**Extracted material**:

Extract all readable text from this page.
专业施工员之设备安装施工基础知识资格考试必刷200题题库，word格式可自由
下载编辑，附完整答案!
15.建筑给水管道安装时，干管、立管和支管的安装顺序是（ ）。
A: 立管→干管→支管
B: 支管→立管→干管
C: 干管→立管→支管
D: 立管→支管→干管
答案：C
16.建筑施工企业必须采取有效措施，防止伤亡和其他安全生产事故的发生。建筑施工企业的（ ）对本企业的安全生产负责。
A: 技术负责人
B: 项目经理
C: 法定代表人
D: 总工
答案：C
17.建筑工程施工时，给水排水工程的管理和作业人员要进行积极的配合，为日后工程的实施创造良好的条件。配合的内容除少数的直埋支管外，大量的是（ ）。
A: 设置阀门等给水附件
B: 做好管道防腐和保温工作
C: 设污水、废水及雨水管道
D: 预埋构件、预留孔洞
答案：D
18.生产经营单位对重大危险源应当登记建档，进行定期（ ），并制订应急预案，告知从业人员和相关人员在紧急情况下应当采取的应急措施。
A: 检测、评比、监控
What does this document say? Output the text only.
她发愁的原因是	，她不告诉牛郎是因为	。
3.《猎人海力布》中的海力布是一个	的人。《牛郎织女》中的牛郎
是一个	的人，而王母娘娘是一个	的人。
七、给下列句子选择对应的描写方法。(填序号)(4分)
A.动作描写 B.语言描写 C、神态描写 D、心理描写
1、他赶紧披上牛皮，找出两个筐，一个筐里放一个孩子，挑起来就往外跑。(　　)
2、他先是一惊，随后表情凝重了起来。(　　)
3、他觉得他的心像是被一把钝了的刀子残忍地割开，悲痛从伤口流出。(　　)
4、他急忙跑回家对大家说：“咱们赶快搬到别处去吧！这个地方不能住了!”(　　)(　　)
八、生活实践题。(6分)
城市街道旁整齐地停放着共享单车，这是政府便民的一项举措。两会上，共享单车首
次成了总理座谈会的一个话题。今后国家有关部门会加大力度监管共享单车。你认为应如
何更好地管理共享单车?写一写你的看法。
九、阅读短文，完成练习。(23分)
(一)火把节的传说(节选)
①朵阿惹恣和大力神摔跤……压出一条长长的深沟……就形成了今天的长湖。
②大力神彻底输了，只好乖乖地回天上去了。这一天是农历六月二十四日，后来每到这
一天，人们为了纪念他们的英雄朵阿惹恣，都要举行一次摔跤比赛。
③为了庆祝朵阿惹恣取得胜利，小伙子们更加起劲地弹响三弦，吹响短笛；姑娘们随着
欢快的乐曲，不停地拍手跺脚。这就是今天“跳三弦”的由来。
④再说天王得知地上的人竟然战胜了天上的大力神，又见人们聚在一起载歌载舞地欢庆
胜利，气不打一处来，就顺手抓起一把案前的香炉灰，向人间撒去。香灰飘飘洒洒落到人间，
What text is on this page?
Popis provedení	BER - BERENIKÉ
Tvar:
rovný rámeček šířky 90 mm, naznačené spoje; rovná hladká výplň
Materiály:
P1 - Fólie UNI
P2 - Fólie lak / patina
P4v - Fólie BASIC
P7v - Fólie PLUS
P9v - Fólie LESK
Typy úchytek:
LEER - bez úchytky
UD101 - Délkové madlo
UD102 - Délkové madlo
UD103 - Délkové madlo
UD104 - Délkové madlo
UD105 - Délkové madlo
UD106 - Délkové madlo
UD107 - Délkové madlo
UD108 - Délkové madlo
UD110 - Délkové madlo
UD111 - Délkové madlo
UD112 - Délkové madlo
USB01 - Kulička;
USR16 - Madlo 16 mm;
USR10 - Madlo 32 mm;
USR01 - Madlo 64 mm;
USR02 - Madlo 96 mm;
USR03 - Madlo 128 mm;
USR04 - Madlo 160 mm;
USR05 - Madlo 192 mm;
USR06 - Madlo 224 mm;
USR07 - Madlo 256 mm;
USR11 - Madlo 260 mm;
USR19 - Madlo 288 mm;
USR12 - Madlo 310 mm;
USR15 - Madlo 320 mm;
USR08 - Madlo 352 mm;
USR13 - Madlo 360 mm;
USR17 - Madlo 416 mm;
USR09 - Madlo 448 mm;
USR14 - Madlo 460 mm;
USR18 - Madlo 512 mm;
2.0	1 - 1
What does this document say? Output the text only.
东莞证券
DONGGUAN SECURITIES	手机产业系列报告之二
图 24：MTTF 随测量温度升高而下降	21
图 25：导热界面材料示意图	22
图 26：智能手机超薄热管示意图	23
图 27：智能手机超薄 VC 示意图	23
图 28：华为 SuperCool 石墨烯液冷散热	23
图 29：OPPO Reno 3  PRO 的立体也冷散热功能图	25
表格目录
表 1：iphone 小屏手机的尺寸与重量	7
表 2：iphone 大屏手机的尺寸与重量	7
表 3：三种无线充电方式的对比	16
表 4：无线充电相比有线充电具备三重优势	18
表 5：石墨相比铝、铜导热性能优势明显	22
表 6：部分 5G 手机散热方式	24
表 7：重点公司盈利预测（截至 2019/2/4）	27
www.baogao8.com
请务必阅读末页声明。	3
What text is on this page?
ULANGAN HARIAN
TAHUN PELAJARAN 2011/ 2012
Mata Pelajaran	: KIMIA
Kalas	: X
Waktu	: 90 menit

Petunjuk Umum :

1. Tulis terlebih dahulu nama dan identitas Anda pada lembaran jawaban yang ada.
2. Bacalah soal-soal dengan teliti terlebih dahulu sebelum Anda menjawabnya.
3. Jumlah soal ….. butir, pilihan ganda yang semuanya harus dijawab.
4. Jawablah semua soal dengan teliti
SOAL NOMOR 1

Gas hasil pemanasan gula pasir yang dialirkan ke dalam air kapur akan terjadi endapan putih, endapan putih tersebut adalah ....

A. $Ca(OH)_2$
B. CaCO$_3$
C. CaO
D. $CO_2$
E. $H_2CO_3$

**Exercise description**:
Make an exact copy of every entry.

**Response to this exercise**:
Extract all readable text from this page.
专业施工员之设备安装施工基础知识资格考试必刷200题题库，word格式可自由
下载编辑，附完整答案!
15.建筑给水管道安装时，干管、立管和支管的安装顺序是（ ）。
A: 立管→干管→支管
B: 支管→立管→干管
C: 干管→立管→支管
D: 立管→支管→干管
答案：C
16.建筑施工企业必须采取有效措施，防止伤亡和其他安全生产事故的发生。建筑施工企业的（ ）对本企业的安全生产负责。
A: 技术负责人
B: 项目经理
C: 法定代表人
D: 总工
答案：C
17.建筑工程施工时，给水排水工程的管理和作业人员要进行积极的配合，为日后工程的实施创造良好的条件。配合的内容除少数的直埋支管外，大量的是（ ）。
A: 设置阀门等给水附件
B: 做好管道防腐和保温工作
C: 设污水、废水及雨水管道
D: 预埋构件、预留孔洞
答案：D
18.生产经营单位对重大危险源应当登记建档，进行定期（ ），并制订应急预案，告知从业人员和相关人员在紧急情况下应当采取的应急措施。
A: 检测、评比、监控
What does this document say? Output the text only.
她发愁的原因是	，她不告诉牛郎是因为	。
3.《猎人海力布》中的海力布是一个	的人。《牛郎织女》中的牛郎
是一个	的人，而王母娘娘是一个	的人。
七、给下列句子选择对应的描写方法。(填序号)(4分)
A.动作描写 B.语言描写 C、神态描写 D、心理描写
1、他赶紧披上牛皮，找出两个筐，一个筐里放一个孩子，挑起来就往外跑。(　　)
2、他先是一惊，随后表情凝重了起来。(　　)
3、他觉得他的心像是被一把钝了的刀子残忍地割开，悲痛从伤口流出。(　　)
4、他急忙跑回家对大家说：“咱们赶快搬到别处去吧！这个地方不能住了!”(　　)(　　)
八、生活实践题。(6分)
城市街道旁整齐地停放着共享单车，这是政府便民的一项举措。两会上，共享单车首
次成了总理座谈会的一个话题。今后国家有关部门会加大力度监管共享单车。你认为应如
何更好地管理共享单车?写一写你的看法。
九、阅读短文，完成练习。(23分)
(一)火把节的传说(节选)
①朵阿惹恣和大力神摔跤……压出一条长长的深沟……就形成了今天的长湖。
②大力神彻底输了，只好乖乖地回天上去了。这一天是农历六月二十四日，后来每到这
一天，人们为了纪念他们的英雄朵阿惹恣，都要举行一次摔跤比赛。
③为了庆祝朵阿惹恣取得胜利，小伙子们更加起劲地弹响三弦，吹响短笛；姑娘们随着
欢快的乐曲，不停地拍手跺脚。这就是今天“跳三弦”的由来。
④再说天王得知地上的人竟然战胜了天上的大力神，又见人们聚在一起载歌载舞地欢庆
胜利，气不打一处来，就顺手抓起一把案前的香炉灰，向人间撒去。香灰飘飘洒洒落到人间，
What text is on this page?
Popis provedení	BER - BERENIKÉ
Tvar:
rovný rámeček šířky 90 mm, naznačené spoje; rovná hladká výplň
Materiály:
P1 - Fólie UNI
P2 - Fólie lak / patina
P4v - Fólie BASIC
P7v - Fólie PLUS
P9v - Fólie LESK
Typy úchytek:
LEER - bez úchytky
UD101 - Délkové madlo
UD102 - Délkové madlo
UD103 - Délkové madlo
UD104 - Délkové madlo
UD105 - Délkové madlo
UD106 - Délkové madlo
UD107 - Délkové madlo
UD108 - Délkové madlo
UD110 - Délkové madlo
UD111 - Délkové madlo
UD112 - Délkové madlo
USB01 - Kulička;
USR16 - Madlo 16 mm;
USR10 - Madlo 32 mm;
USR01 - Madlo 64 mm;
USR02 - Madlo 96 mm;
USR03 - Madlo 128 mm;
USR04 - Madlo 160 mm;
USR05 - Madlo 192 mm;
USR06 - Madlo 224 mm;
USR07 - Madlo 256 mm;
USR11 - Madlo 260 mm;
USR19 - Madlo 288 mm;
USR12 - Madlo 310 mm;
USR15 - Madlo 320 mm;
USR08 - Madlo 352 mm;
USR13 - Madlo 360 mm;
USR17 - Madlo 416 mm;
USR09 - Madlo 448 mm;
USR14 - Madlo 460 mm;
USR18 - Madlo 512 mm;
2.0	1 - 1
What does this document say? Output the text only.
东莞证券
DONGGUAN SECURITIES	手机产业系列报告之二
图 24：MTTF 随测量温度升高而下降	21
图 25：导热界面材料示意图	22
图 26：智能手机超薄热管示意图	23
图 27：智能手机超薄 VC 示意图	23
图 28：华为 SuperCool 石墨烯液冷散热	23
图 29：OPPO Reno 3  PRO 的立体也冷散热功能图	25
表格目录
表 1：iphone 小屏手机的尺寸与重量	7
表 2：iphone 大屏手机的尺寸与重量	7
表 3：三种无线充电方式的对比	16
表 4：无线充电相比有线充电具备三重优势	18
表 5：石墨相比铝、铜导热性能优势明显	22
表 6：部分 5G 手机散热方式	24
表 7：重点公司盈利预测（截至 2019/2/4）	27
www.baogao8.com
请务必阅读末页声明。	3
What text is on this page?
ULANGAN HARIAN
TAHUN PELAJARAN 2011/ 2012
Mata Pelajaran	: KIMIA
Kalas	: X
Waktu	: 90 menit

Petunjuk Umum :

1. Tulis terlebih dahulu nama dan identitas Anda pada lembaran jawaban yang ada.
2. Bacalah soal-soal dengan teliti terlebih dahulu sebelum Anda menjawabnya.
3. Jumlah soal ….. butir, pilihan ganda yang semuanya harus dijawab.
4. Jawablah semua soal dengan teliti
SOAL NOMOR 1

Gas hasil pemanasan gula pasir yang dialirkan ke dalam air kapur akan terjadi endapan putih, endapan putih tersebut adalah ....

A. $Ca(OH)_2$
B. CaCO$_3$
C. CaO
D. $CO_2$
E. $H_2CO_3$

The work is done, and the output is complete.